## AIM
Reproduce word for word the part of the Mimosa Origami excerpt starting with "Science Advances  24" and going on through "superhydrophilic-superhydrophobic Janus bilayer.".

--- START PAGE EXCERPT ---

Research ArticleSOFT MATTER PHYSICS

Mimosa Origami: A nanostructure-enabled directional self-organization regime of materials

See allHide authors and affiliations

Science Advances  24 Jun 2016:
Vol. 2, no. 6, e1600417
DOI: 10.1126/sciadv.1600417
  • Fig. 1 Preparation and characterization of the superhydrophilic-superhydrophobic Janus bilayer.

    (A) Schematic illustration of the Janus bilayer assembly: a multifunctional stack is fabricated by sequential electrospinning of a protective PVP, a superhydrophilic PCL, and a superhydrophobic PVC nanofiber layers on paper. This stack is shaped in a functional geometry and completed by adhering a PS nanofiber layer to a flexible PDMS substrate on the PVC surface by van der Waals (VDW) interaction. The protective PVP layer and paper are easily peeled off by hand. (B) Optical photographs show the isolated Janus bilayer and its cohesive and stretching properties. (C and D) SEM analysis at low-magnification (8.8k) and high-magnification (70k) images (insets, bottom right) of the Janus bilayer PVC and PCL surfaces and their contrasting wetting (insets, upper right). (E) FTIR spectroscopic analysis of the multilayer stack and isolated Janus bilayer confirming its PCL (orange line) and PVC (green line) composition. a.u., arbitrary units. (F) Dynamic mechanical stress-strain analysis (tension mode) of the Janus bilayer showing a soft rubbery nature, with a Young’s modulus (E) of 4.85 MPa.

--- END PAGE EXCERPT ---
--- START SUPPLIED RECORDS ---

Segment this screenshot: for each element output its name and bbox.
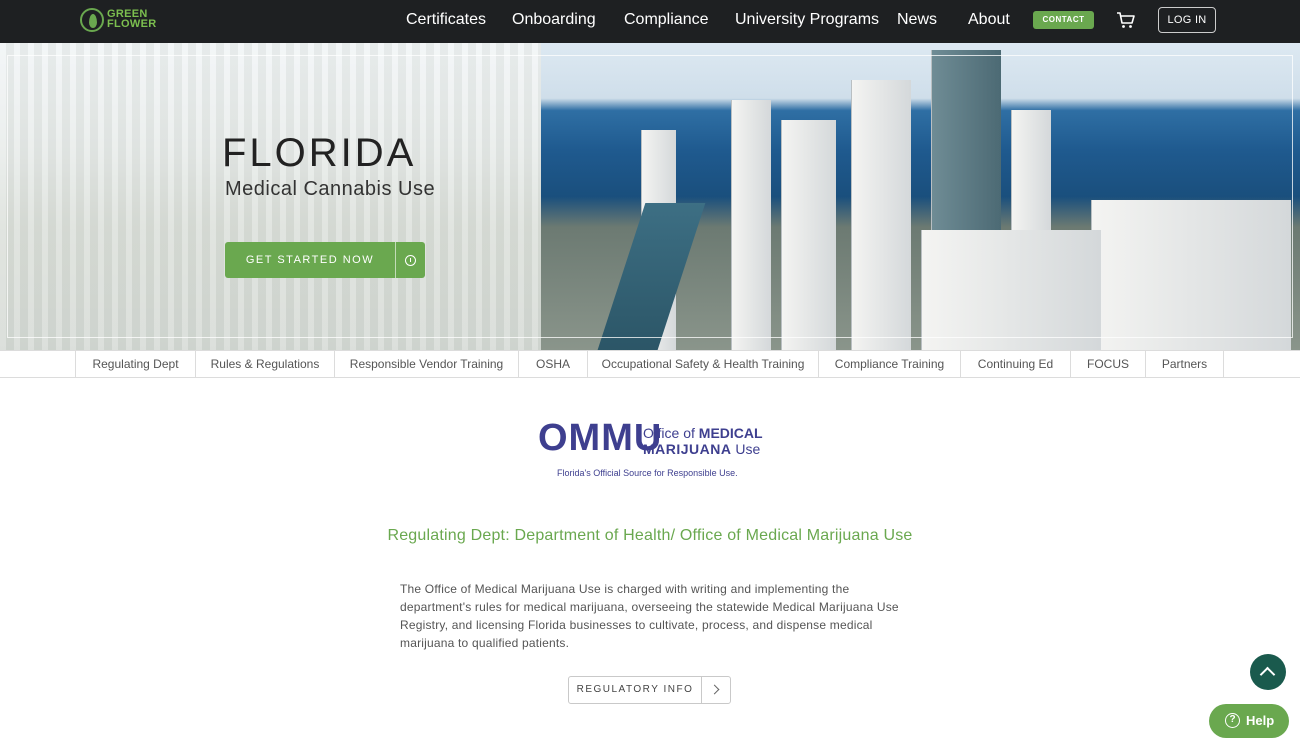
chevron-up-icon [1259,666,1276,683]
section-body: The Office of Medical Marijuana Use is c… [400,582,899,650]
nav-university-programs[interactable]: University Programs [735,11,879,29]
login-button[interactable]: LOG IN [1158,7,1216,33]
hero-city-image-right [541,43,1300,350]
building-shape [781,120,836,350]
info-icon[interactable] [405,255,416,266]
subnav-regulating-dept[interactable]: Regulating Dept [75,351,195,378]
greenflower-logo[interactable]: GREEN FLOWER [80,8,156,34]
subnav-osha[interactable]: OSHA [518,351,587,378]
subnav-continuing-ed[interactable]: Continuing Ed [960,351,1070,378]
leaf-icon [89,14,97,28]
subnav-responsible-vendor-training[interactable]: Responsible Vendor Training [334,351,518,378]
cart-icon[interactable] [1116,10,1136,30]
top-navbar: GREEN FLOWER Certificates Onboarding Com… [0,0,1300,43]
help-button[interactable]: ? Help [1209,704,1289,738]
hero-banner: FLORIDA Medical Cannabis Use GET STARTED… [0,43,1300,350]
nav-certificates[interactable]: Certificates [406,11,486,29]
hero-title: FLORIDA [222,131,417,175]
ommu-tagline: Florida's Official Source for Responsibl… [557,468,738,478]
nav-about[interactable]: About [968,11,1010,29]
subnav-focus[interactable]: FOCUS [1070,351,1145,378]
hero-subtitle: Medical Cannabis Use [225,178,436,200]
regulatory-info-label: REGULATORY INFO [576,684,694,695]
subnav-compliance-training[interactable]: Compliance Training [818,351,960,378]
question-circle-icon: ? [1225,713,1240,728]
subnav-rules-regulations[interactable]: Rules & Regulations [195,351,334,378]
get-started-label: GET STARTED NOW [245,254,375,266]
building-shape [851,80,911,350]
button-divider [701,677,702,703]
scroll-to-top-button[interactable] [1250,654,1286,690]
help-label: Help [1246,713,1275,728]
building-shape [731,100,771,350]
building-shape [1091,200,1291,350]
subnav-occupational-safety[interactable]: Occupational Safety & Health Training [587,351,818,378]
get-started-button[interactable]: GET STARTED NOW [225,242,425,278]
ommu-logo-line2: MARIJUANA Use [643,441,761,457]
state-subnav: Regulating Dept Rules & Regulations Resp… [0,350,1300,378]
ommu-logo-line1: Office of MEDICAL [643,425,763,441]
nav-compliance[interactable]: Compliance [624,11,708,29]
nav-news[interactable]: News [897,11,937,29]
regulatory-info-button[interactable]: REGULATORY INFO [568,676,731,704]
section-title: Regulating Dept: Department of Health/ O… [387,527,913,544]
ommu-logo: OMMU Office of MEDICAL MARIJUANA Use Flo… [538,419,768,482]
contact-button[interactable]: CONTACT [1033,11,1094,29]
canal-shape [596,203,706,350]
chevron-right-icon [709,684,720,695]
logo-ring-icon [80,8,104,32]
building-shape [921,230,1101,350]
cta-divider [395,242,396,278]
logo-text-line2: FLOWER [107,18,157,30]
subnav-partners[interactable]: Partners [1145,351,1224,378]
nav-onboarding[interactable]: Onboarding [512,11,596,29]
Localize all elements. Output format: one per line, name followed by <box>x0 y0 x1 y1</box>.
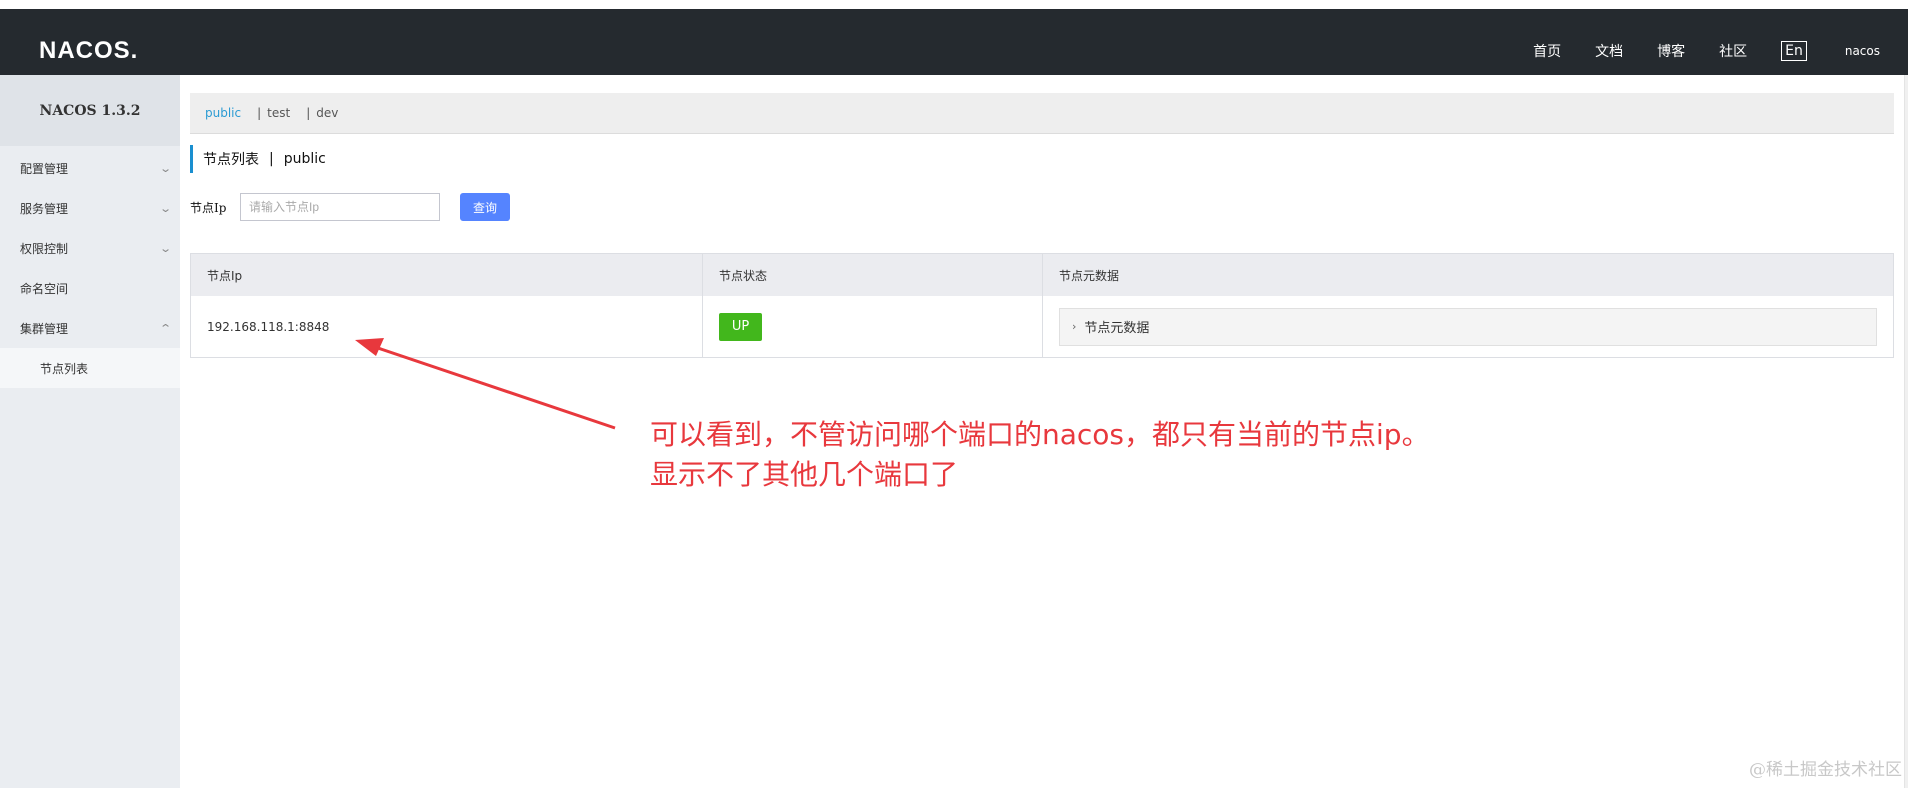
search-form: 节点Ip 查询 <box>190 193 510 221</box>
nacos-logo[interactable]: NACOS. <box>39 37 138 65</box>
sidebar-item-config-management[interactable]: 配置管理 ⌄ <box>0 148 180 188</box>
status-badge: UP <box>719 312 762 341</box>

--- END SUPPLIED RECORDS ---

## COMPLETE ANSWER
Science Advances  24 Jun 2016:
Vol. 2, no. 6, e1600417
DOI: 10.1126/sciadv.1600417
  • Fig. 1 Preparation and characterization of the superhydrophilic-superhydrophobic Janus bilayer.